**What needs to be done:** Rewrite the listing from its start up to and including the line with "811, 1690, 832]", substituting "column-label" for "column-tick-label" and leaving everything else unchanged.

**Materials provided:**
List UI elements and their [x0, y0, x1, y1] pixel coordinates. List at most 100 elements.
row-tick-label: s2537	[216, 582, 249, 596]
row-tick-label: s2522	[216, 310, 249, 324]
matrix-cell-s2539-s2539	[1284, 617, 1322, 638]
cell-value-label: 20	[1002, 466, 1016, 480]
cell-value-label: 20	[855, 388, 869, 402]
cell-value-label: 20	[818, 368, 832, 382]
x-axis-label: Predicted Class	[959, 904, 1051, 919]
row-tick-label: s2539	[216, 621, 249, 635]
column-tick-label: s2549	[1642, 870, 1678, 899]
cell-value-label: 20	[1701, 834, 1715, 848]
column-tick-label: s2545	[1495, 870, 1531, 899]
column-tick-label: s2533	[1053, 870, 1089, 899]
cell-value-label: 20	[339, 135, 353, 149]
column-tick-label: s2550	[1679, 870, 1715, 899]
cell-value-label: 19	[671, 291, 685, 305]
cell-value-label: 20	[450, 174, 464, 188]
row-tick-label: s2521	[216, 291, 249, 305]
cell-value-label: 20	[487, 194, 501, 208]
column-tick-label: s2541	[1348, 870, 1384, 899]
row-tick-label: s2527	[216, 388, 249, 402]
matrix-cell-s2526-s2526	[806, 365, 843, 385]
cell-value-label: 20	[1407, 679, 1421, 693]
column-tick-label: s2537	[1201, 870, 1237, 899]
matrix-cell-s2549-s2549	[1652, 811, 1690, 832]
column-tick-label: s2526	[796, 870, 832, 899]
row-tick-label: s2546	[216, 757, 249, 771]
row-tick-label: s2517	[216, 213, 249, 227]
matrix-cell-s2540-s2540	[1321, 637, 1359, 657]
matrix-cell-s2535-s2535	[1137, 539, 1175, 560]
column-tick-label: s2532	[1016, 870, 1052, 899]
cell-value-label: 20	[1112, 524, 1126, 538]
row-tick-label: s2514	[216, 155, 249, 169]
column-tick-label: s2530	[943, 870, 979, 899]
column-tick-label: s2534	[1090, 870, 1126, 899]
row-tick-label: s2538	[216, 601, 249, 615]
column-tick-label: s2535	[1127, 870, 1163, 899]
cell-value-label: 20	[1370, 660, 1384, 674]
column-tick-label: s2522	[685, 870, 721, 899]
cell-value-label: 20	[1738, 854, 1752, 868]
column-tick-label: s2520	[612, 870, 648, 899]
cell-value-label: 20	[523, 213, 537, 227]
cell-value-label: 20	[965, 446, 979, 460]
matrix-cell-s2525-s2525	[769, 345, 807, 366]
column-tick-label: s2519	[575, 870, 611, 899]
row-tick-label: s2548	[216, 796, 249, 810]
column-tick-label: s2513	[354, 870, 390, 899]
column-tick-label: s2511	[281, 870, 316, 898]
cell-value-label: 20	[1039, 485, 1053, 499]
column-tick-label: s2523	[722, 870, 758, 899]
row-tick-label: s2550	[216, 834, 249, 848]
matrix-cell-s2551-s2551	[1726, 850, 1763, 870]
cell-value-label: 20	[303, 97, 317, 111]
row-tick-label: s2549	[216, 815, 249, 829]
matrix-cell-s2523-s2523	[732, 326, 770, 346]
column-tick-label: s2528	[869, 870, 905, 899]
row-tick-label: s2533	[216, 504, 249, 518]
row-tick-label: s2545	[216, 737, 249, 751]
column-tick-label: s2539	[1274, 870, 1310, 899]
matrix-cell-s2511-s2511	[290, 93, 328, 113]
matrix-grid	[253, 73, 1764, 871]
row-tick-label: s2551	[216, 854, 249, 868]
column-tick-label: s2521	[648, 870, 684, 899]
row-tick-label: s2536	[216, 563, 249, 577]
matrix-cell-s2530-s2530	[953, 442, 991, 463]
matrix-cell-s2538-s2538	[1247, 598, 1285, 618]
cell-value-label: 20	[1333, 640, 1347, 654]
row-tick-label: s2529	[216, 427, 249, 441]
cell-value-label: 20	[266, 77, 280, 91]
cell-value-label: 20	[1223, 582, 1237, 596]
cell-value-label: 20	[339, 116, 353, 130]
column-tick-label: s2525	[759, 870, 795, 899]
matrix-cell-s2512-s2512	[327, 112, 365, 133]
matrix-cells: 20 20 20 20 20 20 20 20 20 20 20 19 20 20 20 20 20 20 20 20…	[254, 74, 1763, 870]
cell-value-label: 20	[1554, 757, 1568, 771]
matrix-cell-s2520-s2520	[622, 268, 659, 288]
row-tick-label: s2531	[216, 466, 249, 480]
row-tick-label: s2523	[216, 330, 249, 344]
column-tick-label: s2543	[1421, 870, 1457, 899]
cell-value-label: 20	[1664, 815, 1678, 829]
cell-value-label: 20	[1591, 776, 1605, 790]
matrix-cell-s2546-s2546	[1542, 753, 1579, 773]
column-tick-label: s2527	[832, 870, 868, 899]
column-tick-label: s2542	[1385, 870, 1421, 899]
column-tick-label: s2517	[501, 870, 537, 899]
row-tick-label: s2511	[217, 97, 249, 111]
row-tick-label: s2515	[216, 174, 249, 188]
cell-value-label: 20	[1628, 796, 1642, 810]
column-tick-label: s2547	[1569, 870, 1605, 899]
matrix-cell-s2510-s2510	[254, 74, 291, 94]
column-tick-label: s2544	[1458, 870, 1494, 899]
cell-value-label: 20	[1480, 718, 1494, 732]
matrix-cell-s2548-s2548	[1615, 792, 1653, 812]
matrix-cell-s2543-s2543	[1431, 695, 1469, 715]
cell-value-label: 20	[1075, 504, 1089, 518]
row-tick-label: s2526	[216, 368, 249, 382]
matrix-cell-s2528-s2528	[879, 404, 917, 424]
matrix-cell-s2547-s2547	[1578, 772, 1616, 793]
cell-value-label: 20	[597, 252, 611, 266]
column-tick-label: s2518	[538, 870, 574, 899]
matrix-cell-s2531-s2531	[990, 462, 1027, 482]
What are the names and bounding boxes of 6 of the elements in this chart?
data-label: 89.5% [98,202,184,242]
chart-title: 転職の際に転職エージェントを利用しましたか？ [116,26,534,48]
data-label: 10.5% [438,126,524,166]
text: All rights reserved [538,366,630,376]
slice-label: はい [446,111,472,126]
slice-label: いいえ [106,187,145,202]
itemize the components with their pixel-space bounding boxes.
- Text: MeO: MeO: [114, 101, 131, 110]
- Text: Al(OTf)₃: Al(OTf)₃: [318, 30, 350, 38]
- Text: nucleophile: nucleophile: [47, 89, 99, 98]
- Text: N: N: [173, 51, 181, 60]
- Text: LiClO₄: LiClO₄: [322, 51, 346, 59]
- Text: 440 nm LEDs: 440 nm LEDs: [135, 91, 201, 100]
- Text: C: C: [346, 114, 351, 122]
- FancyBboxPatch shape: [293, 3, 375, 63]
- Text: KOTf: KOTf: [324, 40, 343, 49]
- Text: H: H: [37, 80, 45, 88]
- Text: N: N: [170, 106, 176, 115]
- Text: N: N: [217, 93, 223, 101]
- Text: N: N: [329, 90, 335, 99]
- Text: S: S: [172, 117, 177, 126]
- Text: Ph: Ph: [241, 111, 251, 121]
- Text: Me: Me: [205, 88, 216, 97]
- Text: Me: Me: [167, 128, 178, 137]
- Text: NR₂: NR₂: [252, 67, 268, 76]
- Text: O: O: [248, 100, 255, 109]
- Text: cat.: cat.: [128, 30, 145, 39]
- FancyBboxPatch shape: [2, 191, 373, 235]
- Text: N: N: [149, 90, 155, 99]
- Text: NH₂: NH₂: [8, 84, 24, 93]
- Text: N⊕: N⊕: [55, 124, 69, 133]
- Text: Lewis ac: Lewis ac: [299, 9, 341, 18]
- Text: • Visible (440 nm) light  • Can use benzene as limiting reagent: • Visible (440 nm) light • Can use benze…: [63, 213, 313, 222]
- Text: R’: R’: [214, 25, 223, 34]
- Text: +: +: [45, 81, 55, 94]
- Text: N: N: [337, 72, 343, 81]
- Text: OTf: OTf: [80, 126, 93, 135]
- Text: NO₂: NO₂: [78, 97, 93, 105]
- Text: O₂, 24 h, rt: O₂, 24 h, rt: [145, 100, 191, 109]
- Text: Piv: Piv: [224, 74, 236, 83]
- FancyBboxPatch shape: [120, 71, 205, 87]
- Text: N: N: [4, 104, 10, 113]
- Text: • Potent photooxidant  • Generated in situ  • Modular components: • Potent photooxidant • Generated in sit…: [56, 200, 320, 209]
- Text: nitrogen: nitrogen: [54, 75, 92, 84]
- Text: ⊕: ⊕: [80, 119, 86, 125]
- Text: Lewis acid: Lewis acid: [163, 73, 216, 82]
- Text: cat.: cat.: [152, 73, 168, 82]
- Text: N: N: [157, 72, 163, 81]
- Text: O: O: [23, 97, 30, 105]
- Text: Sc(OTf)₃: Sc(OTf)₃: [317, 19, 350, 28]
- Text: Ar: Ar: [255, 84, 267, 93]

**Solution for this exercise:**
List UI elements and their [x0, y0, x1, y1] pixel coordinates. List at most 100 elements.
row-tick-label: s2537	[216, 582, 249, 596]
row-tick-label: s2522	[216, 310, 249, 324]
matrix-cell-s2539-s2539	[1284, 617, 1322, 638]
cell-value-label: 20	[1002, 466, 1016, 480]
cell-value-label: 20	[855, 388, 869, 402]
cell-value-label: 20	[818, 368, 832, 382]
x-axis-label: Predicted Class	[959, 904, 1051, 919]
row-tick-label: s2539	[216, 621, 249, 635]
column-label: s2549	[1642, 870, 1678, 899]
cell-value-label: 20	[1701, 834, 1715, 848]
column-label: s2545	[1495, 870, 1531, 899]
column-label: s2533	[1053, 870, 1089, 899]
cell-value-label: 20	[339, 135, 353, 149]
column-label: s2550	[1679, 870, 1715, 899]
cell-value-label: 19	[671, 291, 685, 305]
cell-value-label: 20	[450, 174, 464, 188]
row-tick-label: s2521	[216, 291, 249, 305]
cell-value-label: 20	[487, 194, 501, 208]
column-label: s2541	[1348, 870, 1384, 899]
row-tick-label: s2527	[216, 388, 249, 402]
matrix-cell-s2526-s2526	[806, 365, 843, 385]
cell-value-label: 20	[1407, 679, 1421, 693]
column-label: s2537	[1201, 870, 1237, 899]
matrix-cell-s2549-s2549	[1652, 811, 1690, 832]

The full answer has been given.